*Exercise task*:
Rewrite the lines of the items as a Markdown table with two columns, n for the row number and Line for the line itself, leaving out blank lines and the pictures.

Rows from a dataset
═══

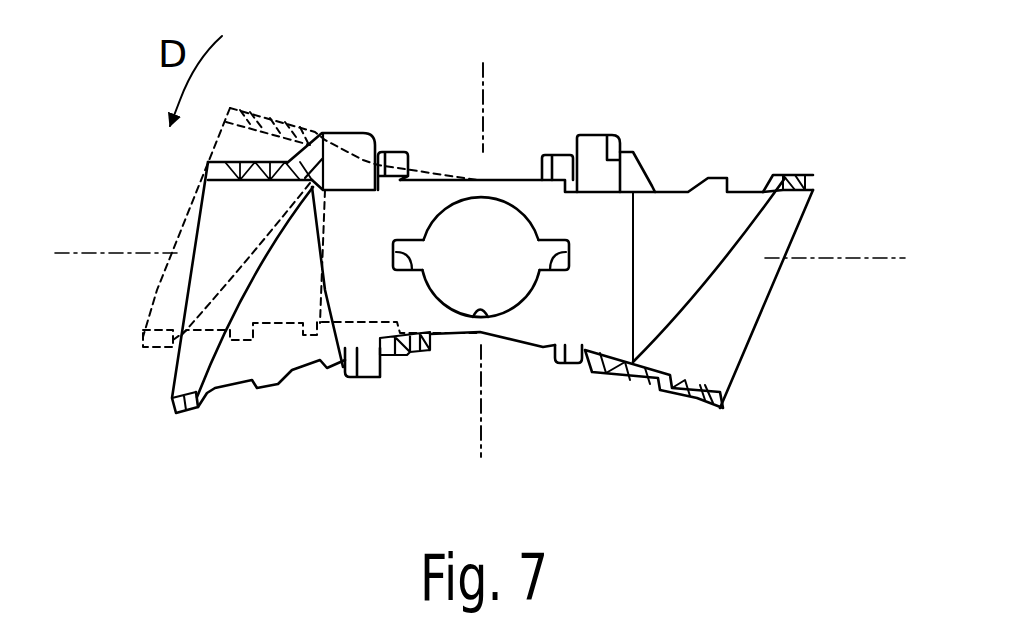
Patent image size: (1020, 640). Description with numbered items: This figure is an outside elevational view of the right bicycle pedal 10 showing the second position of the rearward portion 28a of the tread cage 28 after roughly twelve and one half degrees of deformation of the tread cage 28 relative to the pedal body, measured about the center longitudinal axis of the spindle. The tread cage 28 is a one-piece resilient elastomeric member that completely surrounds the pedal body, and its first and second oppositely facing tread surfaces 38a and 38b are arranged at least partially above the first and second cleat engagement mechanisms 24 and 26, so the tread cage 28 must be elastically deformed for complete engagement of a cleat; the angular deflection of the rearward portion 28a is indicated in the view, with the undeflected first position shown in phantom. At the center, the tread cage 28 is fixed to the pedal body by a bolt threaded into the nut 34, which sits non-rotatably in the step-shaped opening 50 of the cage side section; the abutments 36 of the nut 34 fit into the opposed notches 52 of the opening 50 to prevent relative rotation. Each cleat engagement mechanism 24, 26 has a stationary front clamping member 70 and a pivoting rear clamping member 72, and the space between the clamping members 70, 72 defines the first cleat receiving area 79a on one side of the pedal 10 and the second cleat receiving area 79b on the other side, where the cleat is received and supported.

The bicycle pedal 10 is at (720, 103).
The first cleat engagement mechanism 24 is at (334, 125).
The second cleat engagement mechanism 26 is at (400, 385).
The tread cage 28 is at (192, 209).
The rearward portion of the tread cage 28a is at (200, 163).
The nut 34 is at (507, 297).
The abutments 36 is at (412, 238).
The first tread surface 38a is at (802, 172).
The second tread surface 38b is at (708, 410).
The opening 50 is at (490, 318).
The notches 52 is at (396, 256).
The front clamping member 70 is at (593, 134).
The rear clamping member 72 is at (360, 135).
The first cleat receiving area 79a is at (499, 160).
The second cleat receiving area 79b is at (459, 360).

═══

*The output*:
| n | Line |
|---|---|
| 1 | Patent image size: (1020, 640). Description with numbered items: This figure is an outside elevational view of the right bicycle pedal 10 showing the second position of the rearward portion 28a of the tread cage 28 after roughly twelve and one half degrees of deformation of the tread cage 28 relative to the pedal body, measured about the center longitudinal axis of the spindle. The tread cage 28 is a one-piece resilient elastomeric member that completely surrounds the pedal body, and its first and second oppositely facing tread surfaces 38a and 38b are arranged at least partially above the first and second cleat engagement mechanisms 24 and 26, so the tread cage 28 must be elastically deformed for complete engagement of a cleat; the angular deflection of the rearward portion 28a is indicated in the view, with the undeflected first position shown in phantom. At the center, the tread cage 28 is fixed to the pedal body by a bolt threaded into the nut 34, which sits non-rotatably in the step-shaped opening 50 of the cage side section; the abutments 36 of the nut 34 fit into the opposed notches 52 of the opening 50 to prevent relative rotation. Each cleat engagement mechanism 24, 26 has a stationary front clamping member 70 and a pivoting rear clamping member 72, and the space between the clamping members 70, 72 defines the first cleat receiving area 79a on one side of the pedal 10 and the second cleat receiving area 79b on the other side, where the cleat is received and supported. |
| 2 | The bicycle pedal 10 is at (720, 103). |
| 3 | The first cleat engagement mechanism 24 is at (334, 125). |
| 4 | The second cleat engagement mechanism 26 is at (400, 385). |
| 5 | The tread cage 28 is at (192, 209). |
| 6 | The rearward portion of the tread cage 28a is at (200, 163). |
| 7 | The nut 34 is at (507, 297). |
| 8 | The abutments 36 is at (412, 238). |
| 9 | The first tread surface 38a is at (802, 172). |
| 10 | The second tread surface 38b is at (708, 410). |
| 11 | The opening 50 is at (490, 318). |
| 12 | The notches 52 is at (396, 256). |
| 13 | The front clamping member 70 is at (593, 134). |
| 14 | The rear clamping member 72 is at (360, 135). |
| 15 | The first cleat receiving area 79a is at (499, 160). |
| 16 | The second cleat receiving area 79b is at (459, 360). |